**To be done**. Retype all of the data exactly as given.

**Dataset content**.
>> START

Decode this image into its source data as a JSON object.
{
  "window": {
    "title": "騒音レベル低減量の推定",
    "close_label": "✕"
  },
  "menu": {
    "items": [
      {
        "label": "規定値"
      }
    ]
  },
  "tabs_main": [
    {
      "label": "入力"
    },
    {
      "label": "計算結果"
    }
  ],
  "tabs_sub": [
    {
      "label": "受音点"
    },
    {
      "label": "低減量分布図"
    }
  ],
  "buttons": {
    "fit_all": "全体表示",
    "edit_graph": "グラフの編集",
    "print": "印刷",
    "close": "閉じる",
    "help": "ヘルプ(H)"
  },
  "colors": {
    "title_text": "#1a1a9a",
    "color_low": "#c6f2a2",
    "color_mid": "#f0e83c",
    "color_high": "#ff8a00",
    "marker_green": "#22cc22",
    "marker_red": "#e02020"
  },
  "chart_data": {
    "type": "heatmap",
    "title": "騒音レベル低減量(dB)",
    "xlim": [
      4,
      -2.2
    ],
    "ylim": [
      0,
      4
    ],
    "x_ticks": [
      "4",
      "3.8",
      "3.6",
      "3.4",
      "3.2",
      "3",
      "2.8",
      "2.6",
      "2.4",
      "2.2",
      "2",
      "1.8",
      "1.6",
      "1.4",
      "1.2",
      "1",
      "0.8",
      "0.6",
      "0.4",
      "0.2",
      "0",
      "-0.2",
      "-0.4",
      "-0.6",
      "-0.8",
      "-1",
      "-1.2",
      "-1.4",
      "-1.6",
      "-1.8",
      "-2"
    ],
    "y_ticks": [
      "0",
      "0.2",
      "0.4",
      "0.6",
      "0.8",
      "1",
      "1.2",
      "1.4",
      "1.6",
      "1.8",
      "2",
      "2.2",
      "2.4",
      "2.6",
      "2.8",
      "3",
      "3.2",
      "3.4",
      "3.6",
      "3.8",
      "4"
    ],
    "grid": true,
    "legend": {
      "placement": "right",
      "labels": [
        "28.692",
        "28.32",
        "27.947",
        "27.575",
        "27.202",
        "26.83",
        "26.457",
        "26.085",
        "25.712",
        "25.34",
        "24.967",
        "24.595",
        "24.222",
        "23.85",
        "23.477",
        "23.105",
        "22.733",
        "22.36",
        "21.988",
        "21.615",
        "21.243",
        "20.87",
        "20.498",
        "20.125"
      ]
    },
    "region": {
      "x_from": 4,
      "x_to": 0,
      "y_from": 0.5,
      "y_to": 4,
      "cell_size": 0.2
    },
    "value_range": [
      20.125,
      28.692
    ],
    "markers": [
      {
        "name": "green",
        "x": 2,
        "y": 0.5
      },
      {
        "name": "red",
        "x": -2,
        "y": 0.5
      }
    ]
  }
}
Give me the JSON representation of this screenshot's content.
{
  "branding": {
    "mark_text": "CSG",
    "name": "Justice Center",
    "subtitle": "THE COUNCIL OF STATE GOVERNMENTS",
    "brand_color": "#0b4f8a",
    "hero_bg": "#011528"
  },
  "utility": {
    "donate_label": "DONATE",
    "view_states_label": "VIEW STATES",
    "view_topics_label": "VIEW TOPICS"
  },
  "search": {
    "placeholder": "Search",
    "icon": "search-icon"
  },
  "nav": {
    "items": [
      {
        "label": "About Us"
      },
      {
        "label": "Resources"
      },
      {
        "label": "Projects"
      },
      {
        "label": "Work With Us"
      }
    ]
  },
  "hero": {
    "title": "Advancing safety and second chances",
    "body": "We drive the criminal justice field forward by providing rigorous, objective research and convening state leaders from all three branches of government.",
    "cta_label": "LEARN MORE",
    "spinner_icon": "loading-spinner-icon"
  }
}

>> END

**Full output**.
Decode this image into its source data as a JSON object.
{
  "window": {
    "title": "騒音レベル低減量の推定",
    "close_label": "✕"
  },
  "menu": {
    "items": [
      {
        "label": "規定値"
      }
    ]
  },
  "tabs_main": [
    {
      "label": "入力"
    },
    {
      "label": "計算結果"
    }
  ],
  "tabs_sub": [
    {
      "label": "受音点"
    },
    {
      "label": "低減量分布図"
    }
  ],
  "buttons": {
    "fit_all": "全体表示",
    "edit_graph": "グラフの編集",
    "print": "印刷",
    "close": "閉じる",
    "help": "ヘルプ(H)"
  },
  "colors": {
    "title_text": "#1a1a9a",
    "color_low": "#c6f2a2",
    "color_mid": "#f0e83c",
    "color_high": "#ff8a00",
    "marker_green": "#22cc22",
    "marker_red": "#e02020"
  },
  "chart_data": {
    "type": "heatmap",
    "title": "騒音レベル低減量(dB)",
    "xlim": [
      4,
      -2.2
    ],
    "ylim": [
      0,
      4
    ],
    "x_ticks": [
      "4",
      "3.8",
      "3.6",
      "3.4",
      "3.2",
      "3",
      "2.8",
      "2.6",
      "2.4",
      "2.2",
      "2",
      "1.8",
      "1.6",
      "1.4",
      "1.2",
      "1",
      "0.8",
      "0.6",
      "0.4",
      "0.2",
      "0",
      "-0.2",
      "-0.4",
      "-0.6",
      "-0.8",
      "-1",
      "-1.2",
      "-1.4",
      "-1.6",
      "-1.8",
      "-2"
    ],
    "y_ticks": [
      "0",
      "0.2",
      "0.4",
      "0.6",
      "0.8",
      "1",
      "1.2",
      "1.4",
      "1.6",
      "1.8",
      "2",
      "2.2",
      "2.4",
      "2.6",
      "2.8",
      "3",
      "3.2",
      "3.4",
      "3.6",
      "3.8",
      "4"
    ],
    "grid": true,
    "legend": {
      "placement": "right",
      "labels": [
        "28.692",
        "28.32",
        "27.947",
        "27.575",
        "27.202",
        "26.83",
        "26.457",
        "26.085",
        "25.712",
        "25.34",
        "24.967",
        "24.595",
        "24.222",
        "23.85",
        "23.477",
        "23.105",
        "22.733",
        "22.36",
        "21.988",
        "21.615",
        "21.243",
        "20.87",
        "20.498",
        "20.125"
      ]
    },
    "region": {
      "x_from": 4,
      "x_to": 0,
      "y_from": 0.5,
      "y_to": 4,
      "cell_size": 0.2
    },
    "value_range": [
      20.125,
      28.692
    ],
    "markers": [
      {
        "name": "green",
        "x": 2,
        "y": 0.5
      },
      {
        "name": "red",
        "x": -2,
        "y": 0.5
      }
    ]
  }
}
Give me the JSON representation of this screenshot's content.
{
  "branding": {
    "mark_text": "CSG",
    "name": "Justice Center",
    "subtitle": "THE COUNCIL OF STATE GOVERNMENTS",
    "brand_color": "#0b4f8a",
    "hero_bg": "#011528"
  },
  "utility": {
    "donate_label": "DONATE",
    "view_states_label": "VIEW STATES",
    "view_topics_label": "VIEW TOPICS"
  },
  "search": {
    "placeholder": "Search",
    "icon": "search-icon"
  },
  "nav": {
    "items": [
      {
        "label": "About Us"
      },
      {
        "label": "Resources"
      },
      {
        "label": "Projects"
      },
      {
        "label": "Work With Us"
      }
    ]
  },
  "hero": {
    "title": "Advancing safety and second chances",
    "body": "We drive the criminal justice field forward by providing rigorous, objective research and convening state leaders from all three branches of government.",
    "cta_label": "LEARN MORE",
    "spinner_icon": "loading-spinner-icon"
  }
}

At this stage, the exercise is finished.